» Required task:
Quote every line as given.

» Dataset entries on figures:
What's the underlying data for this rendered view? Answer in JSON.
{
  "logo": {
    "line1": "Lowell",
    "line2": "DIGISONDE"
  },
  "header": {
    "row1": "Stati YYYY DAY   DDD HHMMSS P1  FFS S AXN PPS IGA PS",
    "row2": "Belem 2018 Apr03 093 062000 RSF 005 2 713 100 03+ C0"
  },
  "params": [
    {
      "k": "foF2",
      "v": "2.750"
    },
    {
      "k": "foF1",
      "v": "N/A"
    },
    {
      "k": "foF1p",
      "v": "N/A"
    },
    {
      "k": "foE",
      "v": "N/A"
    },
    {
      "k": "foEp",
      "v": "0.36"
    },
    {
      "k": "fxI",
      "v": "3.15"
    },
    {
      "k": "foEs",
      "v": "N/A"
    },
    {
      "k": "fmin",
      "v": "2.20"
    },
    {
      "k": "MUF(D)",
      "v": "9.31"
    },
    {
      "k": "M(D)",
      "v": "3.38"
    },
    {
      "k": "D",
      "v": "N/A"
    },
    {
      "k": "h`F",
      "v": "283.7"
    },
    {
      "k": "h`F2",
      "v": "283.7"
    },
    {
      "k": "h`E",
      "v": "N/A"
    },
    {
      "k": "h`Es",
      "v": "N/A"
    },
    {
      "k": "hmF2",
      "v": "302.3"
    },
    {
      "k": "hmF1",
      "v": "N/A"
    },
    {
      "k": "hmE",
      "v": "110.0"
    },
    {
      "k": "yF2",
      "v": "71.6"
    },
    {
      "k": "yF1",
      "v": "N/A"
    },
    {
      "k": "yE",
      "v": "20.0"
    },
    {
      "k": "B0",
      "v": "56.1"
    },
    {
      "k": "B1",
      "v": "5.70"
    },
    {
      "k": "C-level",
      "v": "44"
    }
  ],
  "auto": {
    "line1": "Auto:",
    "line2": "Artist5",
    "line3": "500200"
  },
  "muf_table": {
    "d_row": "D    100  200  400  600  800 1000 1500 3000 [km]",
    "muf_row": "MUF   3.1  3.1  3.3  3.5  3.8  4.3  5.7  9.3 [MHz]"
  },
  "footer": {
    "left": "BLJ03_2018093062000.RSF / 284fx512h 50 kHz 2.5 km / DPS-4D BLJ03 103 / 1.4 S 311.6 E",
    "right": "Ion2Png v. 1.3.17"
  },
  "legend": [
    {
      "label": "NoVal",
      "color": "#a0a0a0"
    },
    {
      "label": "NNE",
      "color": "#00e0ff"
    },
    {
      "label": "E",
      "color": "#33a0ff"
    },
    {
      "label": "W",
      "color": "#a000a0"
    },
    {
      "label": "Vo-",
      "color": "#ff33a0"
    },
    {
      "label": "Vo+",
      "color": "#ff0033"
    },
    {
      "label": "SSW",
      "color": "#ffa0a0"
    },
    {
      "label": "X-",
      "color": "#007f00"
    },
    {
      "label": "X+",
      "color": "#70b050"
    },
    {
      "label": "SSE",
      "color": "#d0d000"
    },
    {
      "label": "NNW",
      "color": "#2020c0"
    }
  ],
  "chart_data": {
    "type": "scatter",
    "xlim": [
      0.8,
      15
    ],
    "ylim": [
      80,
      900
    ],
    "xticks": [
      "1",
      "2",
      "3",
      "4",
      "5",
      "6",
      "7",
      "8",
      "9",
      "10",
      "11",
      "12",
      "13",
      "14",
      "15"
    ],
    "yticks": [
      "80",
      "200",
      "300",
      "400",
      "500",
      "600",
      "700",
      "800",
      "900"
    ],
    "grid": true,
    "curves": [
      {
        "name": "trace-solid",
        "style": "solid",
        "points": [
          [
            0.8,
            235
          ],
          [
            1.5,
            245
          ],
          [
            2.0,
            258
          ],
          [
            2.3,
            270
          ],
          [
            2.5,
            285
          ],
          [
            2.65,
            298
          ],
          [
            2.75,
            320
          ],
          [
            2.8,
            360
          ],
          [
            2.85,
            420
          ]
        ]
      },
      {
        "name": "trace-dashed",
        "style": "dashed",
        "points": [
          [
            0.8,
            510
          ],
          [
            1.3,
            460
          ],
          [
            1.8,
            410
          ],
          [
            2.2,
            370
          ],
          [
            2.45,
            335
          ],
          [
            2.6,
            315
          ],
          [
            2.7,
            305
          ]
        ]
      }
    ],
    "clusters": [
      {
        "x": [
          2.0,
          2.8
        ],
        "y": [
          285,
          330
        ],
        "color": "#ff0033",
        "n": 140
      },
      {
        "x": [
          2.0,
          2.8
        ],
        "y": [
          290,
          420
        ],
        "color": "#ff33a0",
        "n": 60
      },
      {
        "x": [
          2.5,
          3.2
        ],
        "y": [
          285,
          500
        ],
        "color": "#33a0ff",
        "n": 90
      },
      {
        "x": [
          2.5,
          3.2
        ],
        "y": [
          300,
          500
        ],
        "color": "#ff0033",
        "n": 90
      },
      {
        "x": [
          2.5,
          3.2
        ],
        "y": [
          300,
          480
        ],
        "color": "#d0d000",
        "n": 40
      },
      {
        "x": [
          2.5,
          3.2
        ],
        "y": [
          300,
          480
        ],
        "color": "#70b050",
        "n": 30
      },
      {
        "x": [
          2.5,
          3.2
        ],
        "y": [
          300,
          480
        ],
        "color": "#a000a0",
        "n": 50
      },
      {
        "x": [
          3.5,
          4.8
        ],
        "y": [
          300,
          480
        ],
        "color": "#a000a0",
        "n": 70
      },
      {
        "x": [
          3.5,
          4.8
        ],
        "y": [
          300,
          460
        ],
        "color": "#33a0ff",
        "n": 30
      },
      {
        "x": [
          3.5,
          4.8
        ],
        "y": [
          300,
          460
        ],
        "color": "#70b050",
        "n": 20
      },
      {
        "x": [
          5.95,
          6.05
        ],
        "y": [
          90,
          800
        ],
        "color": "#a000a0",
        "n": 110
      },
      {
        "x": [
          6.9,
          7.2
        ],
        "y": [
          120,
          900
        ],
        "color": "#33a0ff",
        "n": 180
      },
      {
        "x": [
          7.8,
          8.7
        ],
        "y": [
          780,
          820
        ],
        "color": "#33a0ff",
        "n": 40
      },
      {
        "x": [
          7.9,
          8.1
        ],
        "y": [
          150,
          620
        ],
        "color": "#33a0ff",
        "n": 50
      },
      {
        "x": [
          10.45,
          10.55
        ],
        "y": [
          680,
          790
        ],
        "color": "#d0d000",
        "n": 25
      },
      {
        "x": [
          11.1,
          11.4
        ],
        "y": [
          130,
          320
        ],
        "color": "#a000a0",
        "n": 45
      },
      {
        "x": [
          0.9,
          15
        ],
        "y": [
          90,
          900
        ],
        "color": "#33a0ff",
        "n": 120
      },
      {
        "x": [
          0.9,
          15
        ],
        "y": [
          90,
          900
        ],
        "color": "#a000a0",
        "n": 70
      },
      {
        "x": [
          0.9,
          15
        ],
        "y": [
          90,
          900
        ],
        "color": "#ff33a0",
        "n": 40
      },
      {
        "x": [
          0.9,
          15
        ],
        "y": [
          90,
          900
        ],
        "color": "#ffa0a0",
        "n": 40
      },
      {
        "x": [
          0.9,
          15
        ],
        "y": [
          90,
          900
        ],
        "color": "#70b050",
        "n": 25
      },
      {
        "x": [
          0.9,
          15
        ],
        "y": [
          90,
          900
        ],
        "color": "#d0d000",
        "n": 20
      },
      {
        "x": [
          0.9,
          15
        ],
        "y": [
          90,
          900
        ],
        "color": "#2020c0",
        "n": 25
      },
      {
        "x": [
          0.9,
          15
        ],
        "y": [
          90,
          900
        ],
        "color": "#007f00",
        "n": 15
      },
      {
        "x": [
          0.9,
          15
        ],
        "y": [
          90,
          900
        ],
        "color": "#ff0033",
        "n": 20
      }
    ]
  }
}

» Reply:
What's the underlying data for this rendered view? Answer in JSON.
{
  "logo": {
    "line1": "Lowell",
    "line2": "DIGISONDE"
  },
  "header": {
    "row1": "Stati YYYY DAY   DDD HHMMSS P1  FFS S AXN PPS IGA PS",
    "row2": "Belem 2018 Apr03 093 062000 RSF 005 2 713 100 03+ C0"
  },
  "params": [
    {
      "k": "foF2",
      "v": "2.750"
    },
    {
      "k": "foF1",
      "v": "N/A"
    },
    {
      "k": "foF1p",
      "v": "N/A"
    },
    {
      "k": "foE",
      "v": "N/A"
    },
    {
      "k": "foEp",
      "v": "0.36"
    },
    {
      "k": "fxI",
      "v": "3.15"
    },
    {
      "k": "foEs",
      "v": "N/A"
    },
    {
      "k": "fmin",
      "v": "2.20"
    },
    {
      "k": "MUF(D)",
      "v": "9.31"
    },
    {
      "k": "M(D)",
      "v": "3.38"
    },
    {
      "k": "D",
      "v": "N/A"
    },
    {
      "k": "h`F",
      "v": "283.7"
    },
    {
      "k": "h`F2",
      "v": "283.7"
    },
    {
      "k": "h`E",
      "v": "N/A"
    },
    {
      "k": "h`Es",
      "v": "N/A"
    },
    {
      "k": "hmF2",
      "v": "302.3"
    },
    {
      "k": "hmF1",
      "v": "N/A"
    },
    {
      "k": "hmE",
      "v": "110.0"
    },
    {
      "k": "yF2",
      "v": "71.6"
    },
    {
      "k": "yF1",
      "v": "N/A"
    },
    {
      "k": "yE",
      "v": "20.0"
    },
    {
      "k": "B0",
      "v": "56.1"
    },
    {
      "k": "B1",
      "v": "5.70"
    },
    {
      "k": "C-level",
      "v": "44"
    }
  ],
  "auto": {
    "line1": "Auto:",
    "line2": "Artist5",
    "line3": "500200"
  },
  "muf_table": {
    "d_row": "D    100  200  400  600  800 1000 1500 3000 [km]",
    "muf_row": "MUF   3.1  3.1  3.3  3.5  3.8  4.3  5.7  9.3 [MHz]"
  },
  "footer": {
    "left": "BLJ03_2018093062000.RSF / 284fx512h 50 kHz 2.5 km / DPS-4D BLJ03 103 / 1.4 S 311.6 E",
    "right": "Ion2Png v. 1.3.17"
  },
  "legend": [
    {
      "label": "NoVal",
      "color": "#a0a0a0"
    },
    {
      "label": "NNE",
      "color": "#00e0ff"
    },
    {
      "label": "E",
      "color": "#33a0ff"
    },
    {
      "label": "W",
      "color": "#a000a0"
    },
    {
      "label": "Vo-",
      "color": "#ff33a0"
    },
    {
      "label": "Vo+",
      "color": "#ff0033"
    },
    {
      "label": "SSW",
      "color": "#ffa0a0"
    },
    {
      "label": "X-",
      "color": "#007f00"
    },
    {
      "label": "X+",
      "color": "#70b050"
    },
    {
      "label": "SSE",
      "color": "#d0d000"
    },
    {
      "label": "NNW",
      "color": "#2020c0"
    }
  ],
  "chart_data": {
    "type": "scatter",
    "xlim": [
      0.8,
      15
    ],
    "ylim": [
      80,
      900
    ],
    "xticks": [
      "1",
      "2",
      "3",
      "4",
      "5",
      "6",
      "7",
      "8",
      "9",
      "10",
      "11",
      "12",
      "13",
      "14",
      "15"
    ],
    "yticks": [
      "80",
      "200",
      "300",
      "400",
      "500",
      "600",
      "700",
      "800",
      "900"
    ],
    "grid": true,
    "curves": [
      {
        "name": "trace-solid",
        "style": "solid",
        "points": [
          [
            0.8,
            235
          ],
          [
            1.5,
            245
          ],
          [
            2.0,
            258
          ],
          [
            2.3,
            270
          ],
          [
            2.5,
            285
          ],
          [
            2.65,
            298
          ],
          [
            2.75,
            320
          ],
          [
            2.8,
            360
          ],
          [
            2.85,
            420
          ]
        ]
      },
      {
        "name": "trace-dashed",
        "style": "dashed",
        "points": [
          [
            0.8,
            510
          ],
          [
            1.3,
            460
          ],
          [
            1.8,
            410
          ],
          [
            2.2,
            370
          ],
          [
            2.45,
            335
          ],
          [
            2.6,
            315
          ],
          [
            2.7,
            305
          ]
        ]
      }
    ],
    "clusters": [
      {
        "x": [
          2.0,
          2.8
        ],
        "y": [
          285,
          330
        ],
        "color": "#ff0033",
        "n": 140
      },
      {
        "x": [
          2.0,
          2.8
        ],
        "y": [
          290,
          420
        ],
        "color": "#ff33a0",
        "n": 60
      },
      {
        "x": [
          2.5,
          3.2
        ],
        "y": [
          285,
          500
        ],
        "color": "#33a0ff",
        "n": 90
      },
      {
        "x": [
          2.5,
          3.2
        ],
        "y": [
          300,
          500
        ],
        "color": "#ff0033",
        "n": 90
      },
      {
        "x": [
          2.5,
          3.2
        ],
        "y": [
          300,
          480
        ],
        "color": "#d0d000",
        "n": 40
      },
      {
        "x": [
          2.5,
          3.2
        ],
        "y": [
          300,
          480
        ],
        "color": "#70b050",
        "n": 30
      },
      {
        "x": [
          2.5,
          3.2
        ],
        "y": [
          300,
          480
        ],
        "color": "#a000a0",
        "n": 50
      },
      {
        "x": [
          3.5,
          4.8
        ],
        "y": [
          300,
          480
        ],
        "color": "#a000a0",
        "n": 70
      },
      {
        "x": [
          3.5,
          4.8
        ],
        "y": [
          300,
          460
        ],
        "color": "#33a0ff",
        "n": 30
      },
      {
        "x": [
          3.5,
          4.8
        ],
        "y": [
          300,
          460
        ],
        "color": "#70b050",
        "n": 20
      },
      {
        "x": [
          5.95,
          6.05
        ],
        "y": [
          90,
          800
        ],
        "color": "#a000a0",
        "n": 110
      },
      {
        "x": [
          6.9,
          7.2
        ],
        "y": [
          120,
          900
        ],
        "color": "#33a0ff",
        "n": 180
      },
      {
        "x": [
          7.8,
          8.7
        ],
        "y": [
          780,
          820
        ],
        "color": "#33a0ff",
        "n": 40
      },
      {
        "x": [
          7.9,
          8.1
        ],
        "y": [
          150,
          620
        ],
        "color": "#33a0ff",
        "n": 50
      },
      {
        "x": [
          10.45,
          10.55
        ],
        "y": [
          680,
          790
        ],
        "color": "#d0d000",
        "n": 25
      },
      {
        "x": [
          11.1,
          11.4
        ],
        "y": [
          130,
          320
        ],
        "color": "#a000a0",
        "n": 45
      },
      {
        "x": [
          0.9,
          15
        ],
        "y": [
          90,
          900
        ],
        "color": "#33a0ff",
        "n": 120
      },
      {
        "x": [
          0.9,
          15
        ],
        "y": [
          90,
          900
        ],
        "color": "#a000a0",
        "n": 70
      },
      {
        "x": [
          0.9,
          15
        ],
        "y": [
          90,
          900
        ],
        "color": "#ff33a0",
        "n": 40
      },
      {
        "x": [
          0.9,
          15
        ],
        "y": [
          90,
          900
        ],
        "color": "#ffa0a0",
        "n": 40
      },
      {
        "x": [
          0.9,
          15
        ],
        "y": [
          90,
          900
        ],
        "color": "#70b050",
        "n": 25
      },
      {
        "x": [
          0.9,
          15
        ],
        "y": [
          90,
          900
        ],
        "color": "#d0d000",
        "n": 20
      },
      {
        "x": [
          0.9,
          15
        ],
        "y": [
          90,
          900
        ],
        "color": "#2020c0",
        "n": 25
      },
      {
        "x": [
          0.9,
          15
        ],
        "y": [
          90,
          900
        ],
        "color": "#007f00",
        "n": 15
      },
      {
        "x": [
          0.9,
          15
        ],
        "y": [
          90,
          900
        ],
        "color": "#ff0033",
        "n": 20
      }
    ]
  }
}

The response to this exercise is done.